— Stored records —
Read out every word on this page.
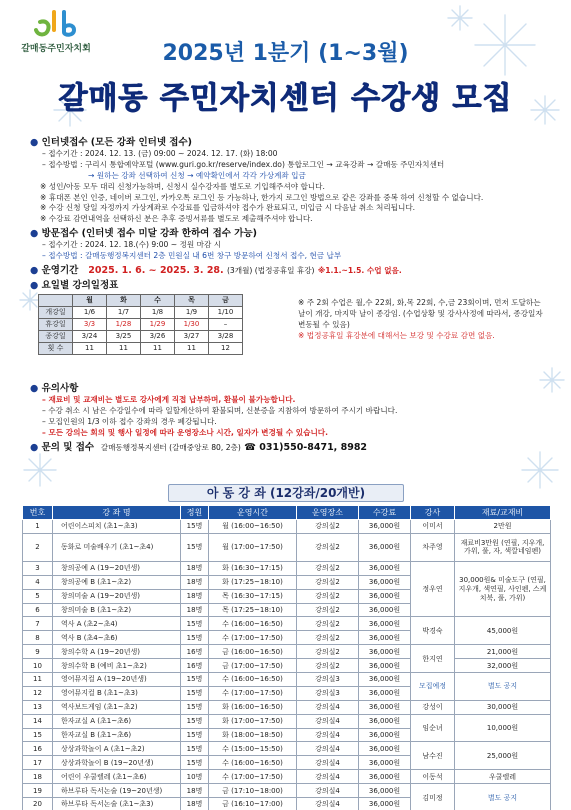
갈매동주민자치회	2025년 1분기 (1~3월)
갈매동 주민자치센터 수강생 모집
● 인터넷접수 (모든 강좌 인터넷 접수)
– 접수기간 : 2024. 12. 13. (금) 09:00 ~ 2024. 12. 17. (화) 18:00
– 접수방법 : 구리시 통합예약포털 (www.guri.go.kr/reserve/index.do) 통합로그인 → 교육강좌 → 갈매동 주민자치센터
→ 원하는 강좌 선택하여 신청 → 예약확인에서 각각 가상계좌 입금
※ 성인/아동 모두 대리 신청가능하며, 신청시 실수강자를 별도로 기입해주셔야 합니다.
※ 휴대폰 본인 인증, 네이버 로그인, 카카오톡 로그인 등 가능하나, 한가지 로그인 방법으로 같은 강좌를 중복 하여 신청할 수 없습니다.
※ 수강 신청 당일 자정까지 가상계좌로 수강료를 입금하셔야 접수가 완료되고, 미입금 시 다음날 취소 처리됩니다.
※ 수강료 감면내역을 선택하신 분은 추후 증빙서류를 별도로 제출해주셔야 합니다.
● 방문접수 (인터넷 접수 미달 강좌 한하여 접수 가능)
– 접수기간 : 2024. 12. 18.(수) 9:00 ~ 정원 마감 시
– 접수방법 : 갈매동행정복지센터 2층 민원실 내 6번 창구 방문하여 신청서 접수, 현금 납부
● 운영기간 2025. 1. 6. ~ 2025. 3. 28. (3개월) (법정공휴일 휴강) ※1.1.~1.5. 수업 없음.
● 요일별 강의일정표
	월	화	수	목	금
개강일	1/6	1/7	1/8	1/9	1/10
휴강일	3/3	1/28	1/29	1/30	–
종강일	3/24	3/25	3/26	3/27	3/28
횟 수	11	11	11	11	12
※ 주 2회 수업은 월,수 22회, 화,목 22회, 수,금 23회이며, 먼저 도달하는 날이 개강, 마지막 날이 종강임. (수업상황 및 강사사정에 따라서, 종강일자 변동될 수 있음)
※ 법정공휴일 휴강분에 대해서는 보강 및 수강료 감면 없음.
● 유의사항
– 재료비 및 교재비는 별도로 강사에게 직접 납부하며, 환불이 불가능합니다.
– 수강 취소 시 남은 수강일수에 따라 일할계산하여 환불되며, 신분증을 지참하여 방문하여 주시기 바랍니다.
– 모집인원의 1/3 이하 접수 강좌의 경우 폐강됩니다.
– 모든 강의는 회의 및 행사 일정에 따라 운영장소나 시간, 일자가 변경될 수 있습니다.
● 문의 및 접수 갈매동행정복지센터 (갈매중앙로 80, 2층) ☎ 031)550-8471, 8982
아 동 강 좌 (12강좌/20개반)
번호	강 좌 명	정원	운영시간	운영장소	수강료	강사	재료/교재비
1	어린이스피치 (초1~초3)	15명	월 (16:00~16:50)	강의실2	36,000원	이미서	2만원
2	동화로 미술배우기 (초1~초4)	15명	월 (17:00~17:50)	강의실2	36,000원	차주영	재료비3만원 (연필, 지우개, 가위, 풀, 자, 색깔네임펜)
3	창의공예 A (19~20년생)	18명	화 (16:30~17:15)	강의실2	36,000원	정우연	30,000원& 미술도구 (연필, 지우개, 색연필, 사인펜, 스케치북, 풀, 가위)
4	창의공예 B (초1~초2)	18명	화 (17:25~18:10)	강의실2	36,000원		
5	창의미술 A (19~20년생)	18명	목 (16:30~17:15)	강의실2	36,000원		
6	창의미술 B (초1~초2)	18명	목 (17:25~18:10)	강의실2	36,000원		
7	역사 A (초2~초4)	15명	수 (16:00~16:50)	강의실2	36,000원	박경숙	45,000원
8	역사 B (초4~초6)	15명	수 (17:00~17:50)	강의실2	36,000원		
9	창의수학 A (19~20년생)	16명	금 (16:00~16:50)	강의실2	36,000원	한지연	21,000원
10	창의수학 B (예비 초1~초2)	16명	금 (17:00~17:50)	강의실2	36,000원		32,000원
11	영어뮤지컬 A (19~20년생)	15명	수 (16:00~16:50)	강의실3	36,000원	모집예정	별도 공지
12	영어뮤지컬 B (초1~초3)	15명	수 (17:00~17:50)	강의실3	36,000원		
13	역사보드게임 (초1~초2)	15명	화 (16:00~16:50)	강의실4	36,000원	강성이	30,000원
14	한자교실 A (초1~초6)	15명	화 (17:00~17:50)	강의실4	36,000원	임순녀	10,000원
15	한자교실 B (초1~초6)	15명	화 (18:00~18:50)	강의실4	36,000원		
16	상상과학놀이 A (초1~초2)	15명	수 (15:00~15:50)	강의실4	36,000원	남수진	25,000원
17	상상과학놀이 B (19~20년생)	15명	수 (16:00~16:50)	강의실4	36,000원		
18	어린이 우쿨렐레 (초1~초6)	10명	수 (17:00~17:50)	강의실4	36,000원	이동석	우쿨렐레
19	하브루타 독서논술 (19~20년생)	18명	금 (17:10~18:00)	강의실4	36,000원	김미정	별도 공지
20	하브루타 독서논술 (초1~초3)	18명	금 (16:10~17:00)	강의실4	36,000원		
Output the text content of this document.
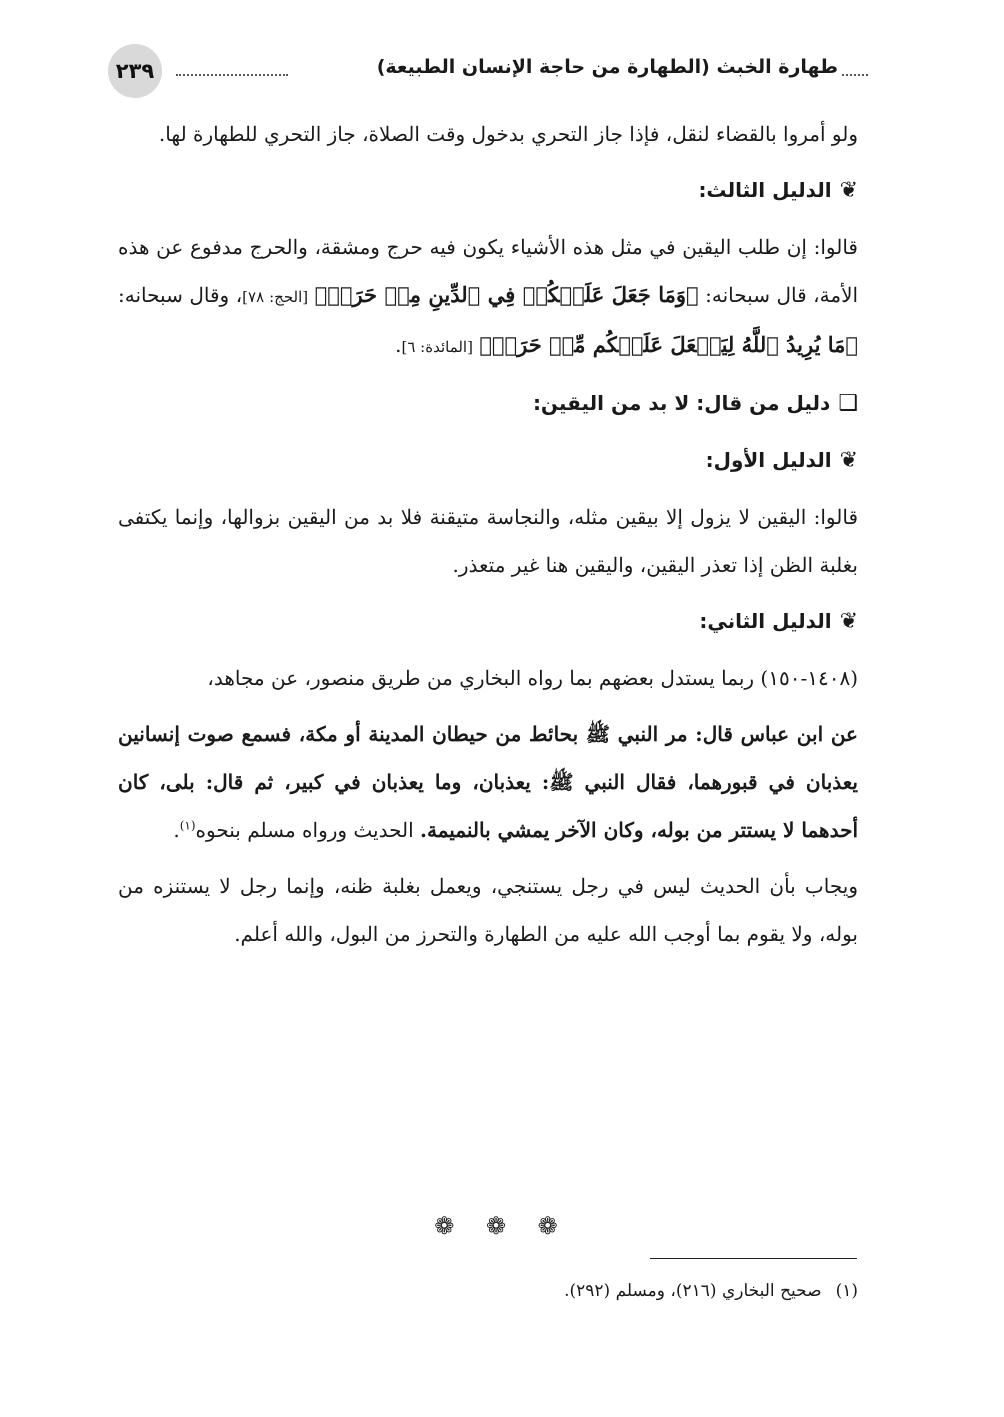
طهارة الخبث (الطهارة من حاجة الإنسان الطبيعة)
٢٣٩

ولو أمروا بالقضاء لنقل، فإذا جاز التحري بدخول وقت الصلاة، جاز التحري للطهارة لها.

❦الدليل الثالث:

قالوا: إن طلب اليقين في مثل هذه الأشياء يكون فيه حرج ومشقة، والحرج مدفوع عن هذه الأمة، قال سبحانه: ﴿وَمَا جَعَلَ عَلَيۡكُمۡ فِي ٱلدِّينِ مِنۡ حَرَجٖ﴾ [الحج: ٧٨]، وقال سبحانه: ﴿مَا يُرِيدُ ٱللَّهُ لِيَجۡعَلَ عَلَيۡكُم مِّنۡ حَرَجٖ﴾ [المائدة: ٦].

❑دليل من قال: لا بد من اليقين:

❦الدليل الأول:

قالوا: اليقين لا يزول إلا بيقين مثله، والنجاسة متيقنة فلا بد من اليقين بزوالها، وإنما يكتفى بغلبة الظن إذا تعذر اليقين، واليقين هنا غير متعذر.

❦الدليل الثاني:

(١٤٠٨-١٥٠) ربما يستدل بعضهم بما رواه البخاري من طريق منصور، عن مجاهد،

عن ابن عباس قال: مر النبي ﷺ بحائط من حيطان المدينة أو مكة، فسمع صوت إنسانين يعذبان في قبورهما، فقال النبي ﷺ: يعذبان، وما يعذبان في كبير، ثم قال: بلى، كان أحدهما لا يستتر من بوله، وكان الآخر يمشي بالنميمة. الحديث ورواه مسلم بنحوه$^{(١)}$.

ويجاب بأن الحديث ليس في رجل يستنجي، ويعمل بغلبة ظنه، وإنما رجل لا يستنزه من بوله، ولا يقوم بما أوجب الله عليه من الطهارة والتحرز من البول، والله أعلم.

❁ ❁ ❁
(١)صحيح البخاري (٢١٦)، ومسلم (٢٩٢).
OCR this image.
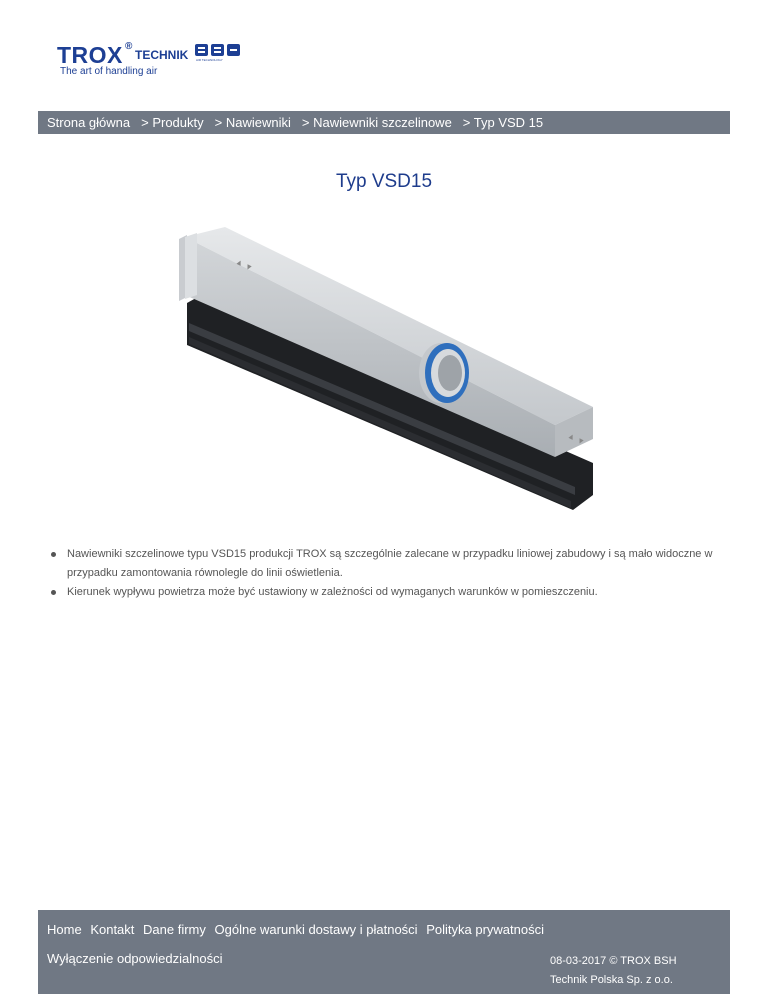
TROX ®
TECHNIK	AIR TECHNOLOGY
The art of handling air
Strona główna > Produkty > Nawiewniki > Nawiewniki szczelinowe > Typ VSD 15
Typ VSD15
▲ ▼
▲ ▼
Nawiewniki szczelinowe typu VSD15 produkcji TROX są szczególnie zalecane w przypadku liniowej zabudowy i są mało widoczne w przypadku zamontowania równolegle do linii oświetlenia.
Kierunek wypływu powietrza może być ustawiony w zależności od wymaganych warunków w pomieszczeniu.
Home Kontakt Dane firmy Ogólne warunki dostawy i płatności Polityka prywatności
Wyłączenie odpowiedzialności	08-03-2017 © TROX BSH
Technik Polska Sp. z o.o.
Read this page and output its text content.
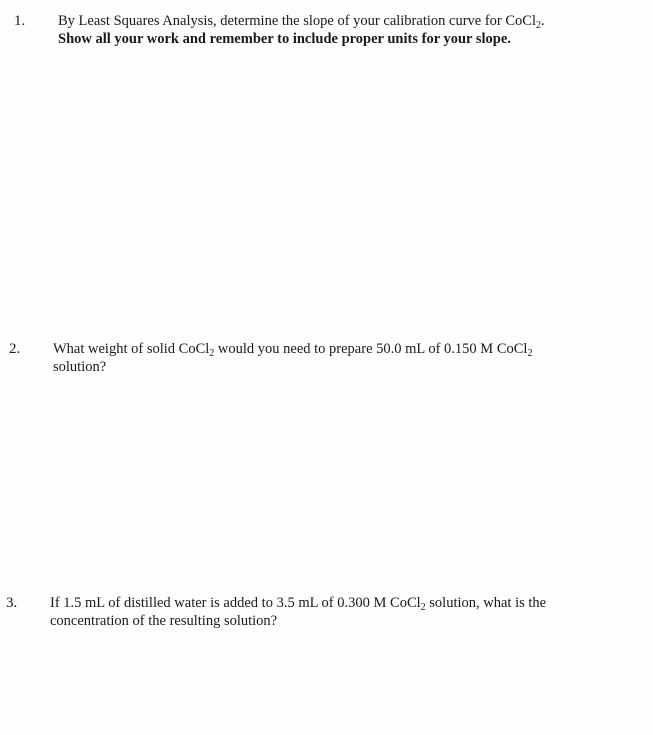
1. By Least Squares Analysis, determine the slope of your calibration curve for CoCl$_2$.
Show all your work and remember to include proper units for your slope.
2. What weight of solid CoCl$_2$ would you need to prepare 50.0 mL of 0.150 M CoCl$_2$
solution?
3. If 1.5 mL of distilled water is added to 3.5 mL of 0.300 M CoCl$_2$ solution, what is the
concentration of the resulting solution?
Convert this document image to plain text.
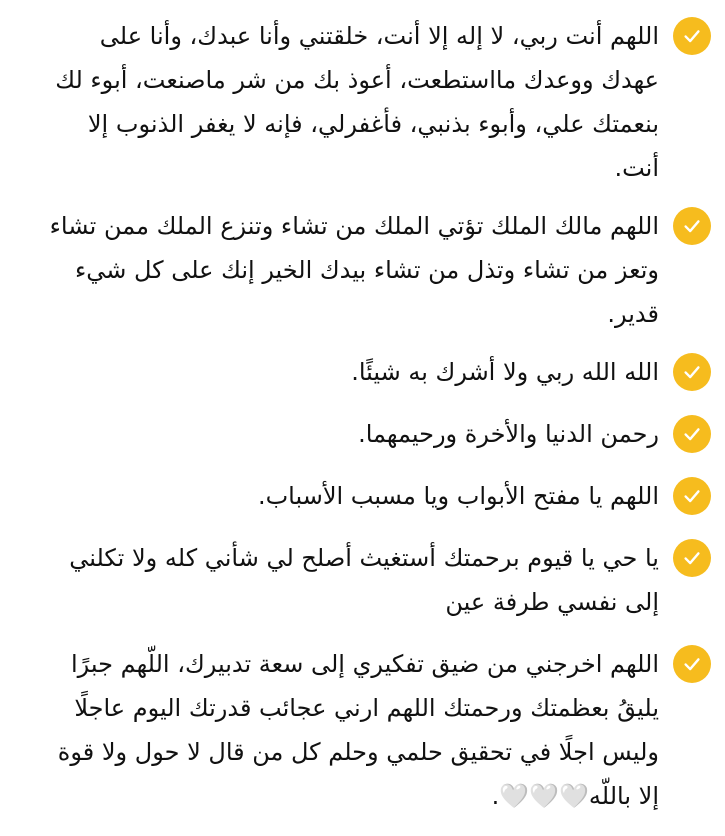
اللهم أنت ربي، لا إله إلا أنت، خلقتني وأنا عبدك، وأنا على عهدك ووعدك مااستطعت، أعوذ بك من شر ماصنعت، أبوء لك بنعمتك علي، وأبوء بذنبي، فأغفرلي، فإنه لا يغفر الذنوب إلا أنت.
اللهم مالك الملك تؤتي الملك من تشاء وتنزع الملك ممن تشاء وتعز من تشاء وتذل من تشاء بيدك الخير إنك على كل شيء قدير.
الله الله ربي ولا أشرك به شيئًا.
رحمن الدنيا والأخرة ورحيمهما.
اللهم يا مفتح الأبواب ويا مسبب الأسباب.
يا حي يا قيوم برحمتك أستغيث أصلح لي شأني كله ولا تكلني إلى نفسي طرفة عين
اللهم اخرجني من ضيق تفكيري إلى سعة تدبيرك، اللّهم جبرًا يليقُ بعظمتك ورحمتك اللهم ارني عجائب قدرتك اليوم عاجلًا وليس اجلًا في تحقيق حلمي وحلم كل من قال لا حول ولا قوة إلا باللّه🤍🤍🤍.
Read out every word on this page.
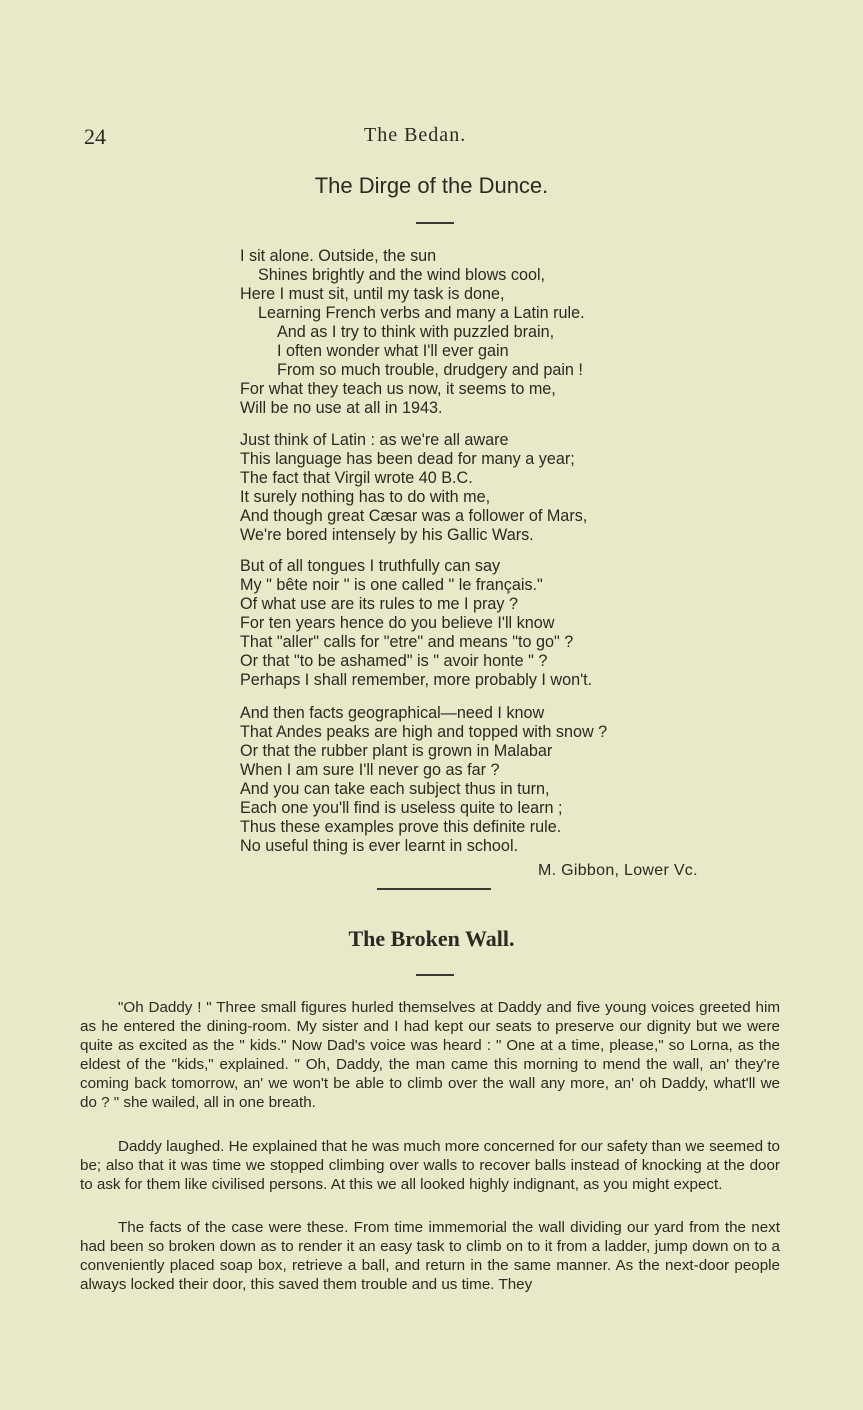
24	The Bedan.
The Dirge of the Dunce.
I sit alone. Outside, the sun
Shines brightly and the wind blows cool,
Here I must sit, until my task is done,
Learning French verbs and many a Latin rule.
And as I try to think with puzzled brain,
I often wonder what I'll ever gain
From so much trouble, drudgery and pain !
For what they teach us now, it seems to me,
Will be no use at all in 1943.
Just think of Latin : as we're all aware
This language has been dead for many a year;
The fact that Virgil wrote 40 B.C.
It surely nothing has to do with me,
And though great Cæsar was a follower of Mars,
We're bored intensely by his Gallic Wars.
But of all tongues I truthfully can say
My " bête noir " is one called " le français."
Of what use are its rules to me I pray ?
For ten years hence do you believe I'll know
That "aller" calls for "etre" and means "to go" ?
Or that "to be ashamed" is " avoir honte " ?
Perhaps I shall remember, more probably I won't.
And then facts geographical—need I know
That Andes peaks are high and topped with snow ?
Or that the rubber plant is grown in Malabar
When I am sure I'll never go as far ?
And you can take each subject thus in turn,
Each one you'll find is useless quite to learn ;
Thus these examples prove this definite rule.
No useful thing is ever learnt in school.
M. Gibbon, Lower Vc.
The Broken Wall.

"Oh Daddy ! " Three small figures hurled themselves at Daddy and five young voices greeted him as he entered the dining-room. My sister and I had kept our seats to preserve our dignity but we were quite as excited as the " kids." Now Dad's voice was heard : " One at a time, please," so Lorna, as the eldest of the "kids," explained. " Oh, Daddy, the man came this morning to mend the wall, an' they're coming back tomorrow, an' we won't be able to climb over the wall any more, an' oh Daddy, what'll we do ? " she wailed, all in one breath.

Daddy laughed. He explained that he was much more concerned for our safety than we seemed to be; also that it was time we stopped climbing over walls to recover balls instead of knocking at the door to ask for them like civilised persons. At this we all looked highly indignant, as you might expect.

The facts of the case were these. From time immemorial the wall dividing our yard from the next had been so broken down as to render it an easy task to climb on to it from a ladder, jump down on to a conveniently placed soap box, retrieve a ball, and return in the same manner. As the next-door people always locked their door, this saved them trouble and us time. They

— WHAT TO DO —
Select and copy each line from the data that includes the word "image".

— REPLY —
OCR this image.
Convert this document image to plain text.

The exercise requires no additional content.